## What is being asked
Using the listing below, copy every line that mentions "this".

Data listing
··········
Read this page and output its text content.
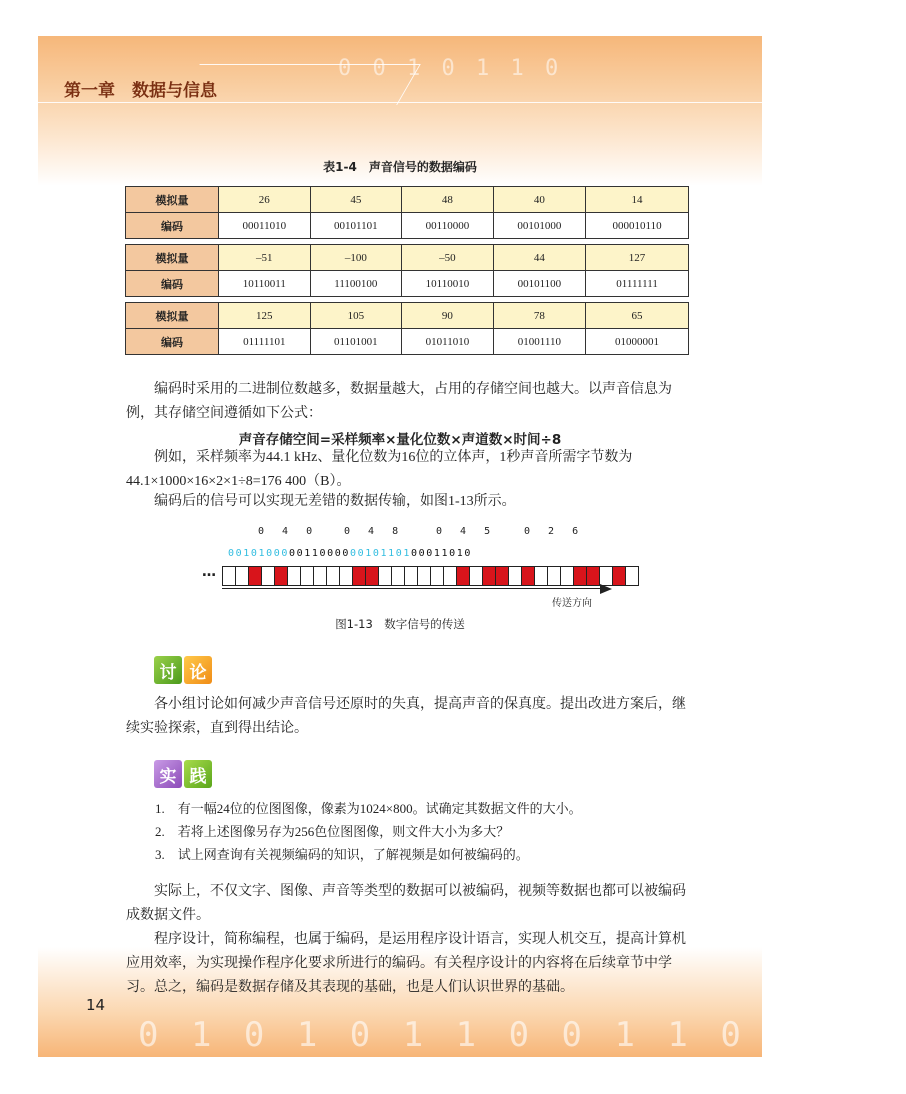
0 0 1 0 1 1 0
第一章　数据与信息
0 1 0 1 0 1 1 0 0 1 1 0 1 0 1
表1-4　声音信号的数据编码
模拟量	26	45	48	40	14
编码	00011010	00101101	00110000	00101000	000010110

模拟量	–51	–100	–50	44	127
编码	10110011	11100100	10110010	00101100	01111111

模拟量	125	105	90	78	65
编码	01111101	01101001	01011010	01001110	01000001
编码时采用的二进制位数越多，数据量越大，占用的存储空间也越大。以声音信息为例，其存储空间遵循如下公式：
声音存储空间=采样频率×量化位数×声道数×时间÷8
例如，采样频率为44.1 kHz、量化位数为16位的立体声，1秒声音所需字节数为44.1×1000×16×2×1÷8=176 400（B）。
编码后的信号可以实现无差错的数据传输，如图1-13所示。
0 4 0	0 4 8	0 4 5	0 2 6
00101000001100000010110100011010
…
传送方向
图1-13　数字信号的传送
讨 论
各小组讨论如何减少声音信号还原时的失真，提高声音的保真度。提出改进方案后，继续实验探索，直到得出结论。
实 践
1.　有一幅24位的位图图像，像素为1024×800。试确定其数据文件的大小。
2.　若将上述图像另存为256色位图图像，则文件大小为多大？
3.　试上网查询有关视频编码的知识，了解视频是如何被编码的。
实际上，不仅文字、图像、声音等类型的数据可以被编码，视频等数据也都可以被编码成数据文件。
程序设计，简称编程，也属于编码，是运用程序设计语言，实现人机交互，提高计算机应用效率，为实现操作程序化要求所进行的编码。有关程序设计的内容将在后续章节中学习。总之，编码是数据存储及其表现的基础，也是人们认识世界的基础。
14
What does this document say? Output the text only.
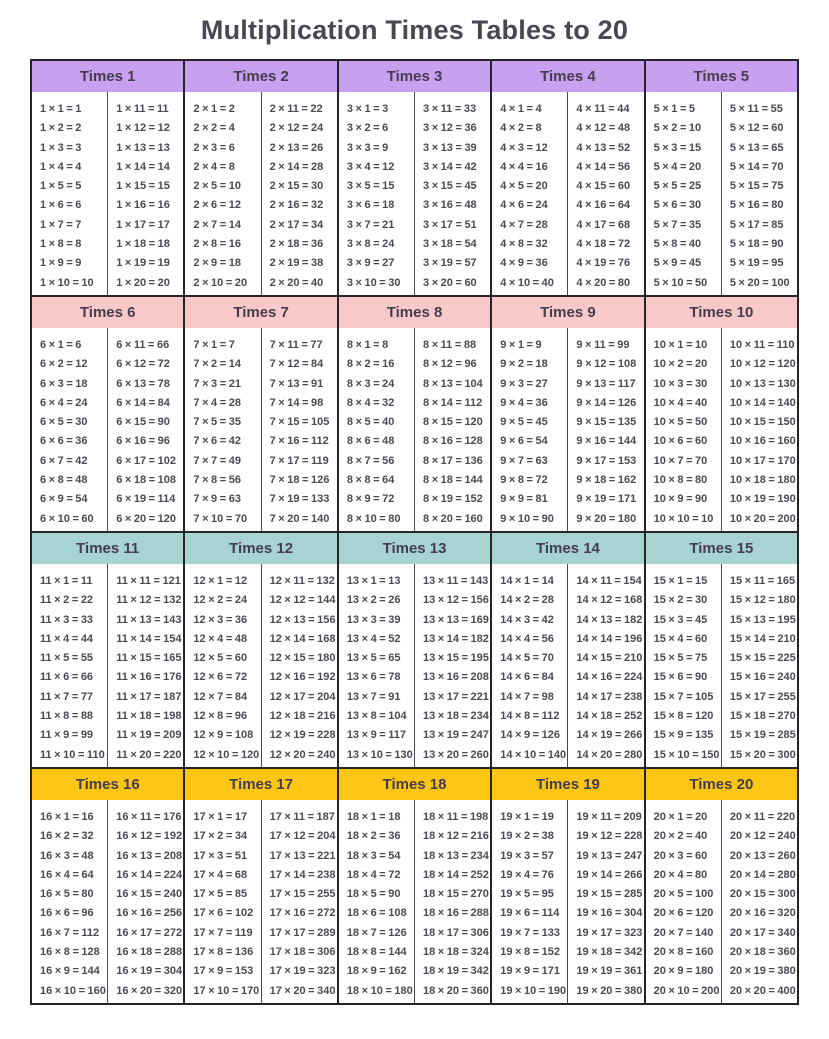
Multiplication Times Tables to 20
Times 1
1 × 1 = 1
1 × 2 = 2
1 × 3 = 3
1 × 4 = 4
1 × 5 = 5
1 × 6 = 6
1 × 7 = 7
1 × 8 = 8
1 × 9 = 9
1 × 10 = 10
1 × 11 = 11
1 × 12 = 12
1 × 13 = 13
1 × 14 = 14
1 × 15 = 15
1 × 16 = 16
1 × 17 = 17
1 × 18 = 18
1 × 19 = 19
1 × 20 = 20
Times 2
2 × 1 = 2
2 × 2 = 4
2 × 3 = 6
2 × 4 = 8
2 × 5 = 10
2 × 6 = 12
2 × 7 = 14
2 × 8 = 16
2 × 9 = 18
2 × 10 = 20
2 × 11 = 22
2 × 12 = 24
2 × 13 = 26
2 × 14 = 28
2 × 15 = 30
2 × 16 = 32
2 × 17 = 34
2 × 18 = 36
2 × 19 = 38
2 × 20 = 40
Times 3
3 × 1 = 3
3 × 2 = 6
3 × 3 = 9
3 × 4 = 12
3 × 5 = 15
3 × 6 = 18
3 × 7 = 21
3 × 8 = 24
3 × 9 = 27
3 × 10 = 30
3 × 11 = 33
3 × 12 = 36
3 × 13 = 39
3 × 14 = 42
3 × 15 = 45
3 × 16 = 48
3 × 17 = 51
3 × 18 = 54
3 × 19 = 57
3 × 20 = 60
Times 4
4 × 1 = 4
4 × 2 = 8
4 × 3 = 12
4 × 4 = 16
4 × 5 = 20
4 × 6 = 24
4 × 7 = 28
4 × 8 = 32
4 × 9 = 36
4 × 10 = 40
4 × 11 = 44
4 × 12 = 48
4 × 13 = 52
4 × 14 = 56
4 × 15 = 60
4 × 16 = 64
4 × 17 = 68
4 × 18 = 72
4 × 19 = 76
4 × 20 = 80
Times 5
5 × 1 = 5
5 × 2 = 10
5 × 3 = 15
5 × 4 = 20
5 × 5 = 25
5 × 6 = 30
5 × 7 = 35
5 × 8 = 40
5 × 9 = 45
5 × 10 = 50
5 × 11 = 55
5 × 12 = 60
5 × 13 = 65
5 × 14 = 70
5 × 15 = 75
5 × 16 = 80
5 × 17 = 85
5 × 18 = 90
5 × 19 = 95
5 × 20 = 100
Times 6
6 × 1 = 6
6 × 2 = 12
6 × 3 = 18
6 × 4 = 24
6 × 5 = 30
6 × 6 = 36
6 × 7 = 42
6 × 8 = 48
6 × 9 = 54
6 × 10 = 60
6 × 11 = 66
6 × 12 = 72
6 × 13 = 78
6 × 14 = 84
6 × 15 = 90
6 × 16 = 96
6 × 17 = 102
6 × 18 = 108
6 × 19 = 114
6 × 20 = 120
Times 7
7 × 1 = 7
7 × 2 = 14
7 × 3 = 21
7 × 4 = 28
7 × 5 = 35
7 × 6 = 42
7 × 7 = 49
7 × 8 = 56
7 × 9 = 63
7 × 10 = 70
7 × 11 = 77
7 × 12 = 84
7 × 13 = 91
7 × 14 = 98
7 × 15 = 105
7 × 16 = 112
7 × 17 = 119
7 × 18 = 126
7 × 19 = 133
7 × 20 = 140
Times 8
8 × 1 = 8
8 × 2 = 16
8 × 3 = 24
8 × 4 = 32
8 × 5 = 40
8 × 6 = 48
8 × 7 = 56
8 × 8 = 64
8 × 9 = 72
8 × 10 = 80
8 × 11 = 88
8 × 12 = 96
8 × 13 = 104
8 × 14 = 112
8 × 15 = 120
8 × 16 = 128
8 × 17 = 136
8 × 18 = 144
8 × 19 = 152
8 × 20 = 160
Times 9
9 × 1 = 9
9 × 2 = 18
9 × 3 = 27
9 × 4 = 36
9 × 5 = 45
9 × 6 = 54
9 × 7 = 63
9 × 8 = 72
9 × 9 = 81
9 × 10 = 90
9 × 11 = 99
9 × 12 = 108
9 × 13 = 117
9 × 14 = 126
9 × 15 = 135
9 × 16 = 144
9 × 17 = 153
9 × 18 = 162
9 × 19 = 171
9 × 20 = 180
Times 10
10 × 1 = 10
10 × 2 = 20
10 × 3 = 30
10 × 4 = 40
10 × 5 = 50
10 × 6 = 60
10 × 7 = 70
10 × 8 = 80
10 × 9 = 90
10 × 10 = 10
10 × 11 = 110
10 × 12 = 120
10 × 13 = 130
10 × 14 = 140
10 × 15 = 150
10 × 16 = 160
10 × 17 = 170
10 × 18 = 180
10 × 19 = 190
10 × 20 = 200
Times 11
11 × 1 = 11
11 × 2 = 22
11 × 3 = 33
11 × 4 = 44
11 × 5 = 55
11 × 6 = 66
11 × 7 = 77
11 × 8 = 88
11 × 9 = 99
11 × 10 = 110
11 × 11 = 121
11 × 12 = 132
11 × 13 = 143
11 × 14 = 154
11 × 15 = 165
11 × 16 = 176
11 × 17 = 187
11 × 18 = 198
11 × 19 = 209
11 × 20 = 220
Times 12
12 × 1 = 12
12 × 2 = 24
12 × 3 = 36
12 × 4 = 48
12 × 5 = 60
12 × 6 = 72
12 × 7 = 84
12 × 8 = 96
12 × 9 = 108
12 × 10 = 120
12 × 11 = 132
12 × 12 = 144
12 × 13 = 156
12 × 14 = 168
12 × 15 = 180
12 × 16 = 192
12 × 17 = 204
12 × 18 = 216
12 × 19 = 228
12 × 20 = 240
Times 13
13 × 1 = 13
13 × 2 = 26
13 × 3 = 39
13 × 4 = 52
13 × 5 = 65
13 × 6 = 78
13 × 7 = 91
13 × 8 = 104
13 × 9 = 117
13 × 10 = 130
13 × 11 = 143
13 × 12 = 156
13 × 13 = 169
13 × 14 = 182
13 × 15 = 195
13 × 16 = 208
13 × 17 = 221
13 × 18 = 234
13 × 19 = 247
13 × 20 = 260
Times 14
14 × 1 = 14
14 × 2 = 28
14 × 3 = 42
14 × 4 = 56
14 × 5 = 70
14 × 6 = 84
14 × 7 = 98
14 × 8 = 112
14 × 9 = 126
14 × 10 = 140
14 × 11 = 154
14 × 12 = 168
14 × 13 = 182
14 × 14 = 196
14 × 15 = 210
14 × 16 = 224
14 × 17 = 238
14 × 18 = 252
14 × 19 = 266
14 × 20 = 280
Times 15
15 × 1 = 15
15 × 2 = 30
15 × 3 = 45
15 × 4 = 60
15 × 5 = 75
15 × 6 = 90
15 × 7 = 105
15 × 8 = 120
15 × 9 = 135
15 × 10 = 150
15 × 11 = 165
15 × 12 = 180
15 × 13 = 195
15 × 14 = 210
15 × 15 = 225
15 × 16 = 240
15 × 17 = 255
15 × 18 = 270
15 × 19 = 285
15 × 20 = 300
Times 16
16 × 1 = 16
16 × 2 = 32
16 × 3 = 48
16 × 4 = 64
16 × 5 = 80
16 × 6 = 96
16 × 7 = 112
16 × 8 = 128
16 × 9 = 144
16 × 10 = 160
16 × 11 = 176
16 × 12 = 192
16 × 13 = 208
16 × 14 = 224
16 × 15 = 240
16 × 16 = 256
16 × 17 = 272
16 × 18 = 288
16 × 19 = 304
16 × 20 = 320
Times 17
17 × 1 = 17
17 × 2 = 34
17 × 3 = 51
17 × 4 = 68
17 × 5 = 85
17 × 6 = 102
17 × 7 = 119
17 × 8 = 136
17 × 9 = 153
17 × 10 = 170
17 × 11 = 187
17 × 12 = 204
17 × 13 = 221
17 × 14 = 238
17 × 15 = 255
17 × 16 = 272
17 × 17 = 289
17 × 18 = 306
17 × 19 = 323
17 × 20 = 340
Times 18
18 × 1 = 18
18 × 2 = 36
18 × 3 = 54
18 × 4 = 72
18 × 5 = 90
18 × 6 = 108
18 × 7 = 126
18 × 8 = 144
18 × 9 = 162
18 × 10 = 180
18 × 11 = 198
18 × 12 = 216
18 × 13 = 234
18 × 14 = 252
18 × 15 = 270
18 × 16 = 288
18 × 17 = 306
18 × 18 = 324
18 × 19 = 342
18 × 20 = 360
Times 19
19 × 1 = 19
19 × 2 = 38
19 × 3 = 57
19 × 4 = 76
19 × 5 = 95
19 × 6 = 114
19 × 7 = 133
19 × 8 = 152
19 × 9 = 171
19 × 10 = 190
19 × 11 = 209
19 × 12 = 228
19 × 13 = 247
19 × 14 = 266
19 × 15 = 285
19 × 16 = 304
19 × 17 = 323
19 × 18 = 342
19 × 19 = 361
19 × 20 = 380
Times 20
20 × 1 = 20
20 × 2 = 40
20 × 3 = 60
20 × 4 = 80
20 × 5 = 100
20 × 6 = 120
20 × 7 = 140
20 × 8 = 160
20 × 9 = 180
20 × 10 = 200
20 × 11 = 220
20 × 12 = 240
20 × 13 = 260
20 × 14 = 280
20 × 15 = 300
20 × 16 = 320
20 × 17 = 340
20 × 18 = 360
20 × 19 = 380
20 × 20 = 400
··········
## The answer
Read this page and output its text content.
What does this document say? Output the text only.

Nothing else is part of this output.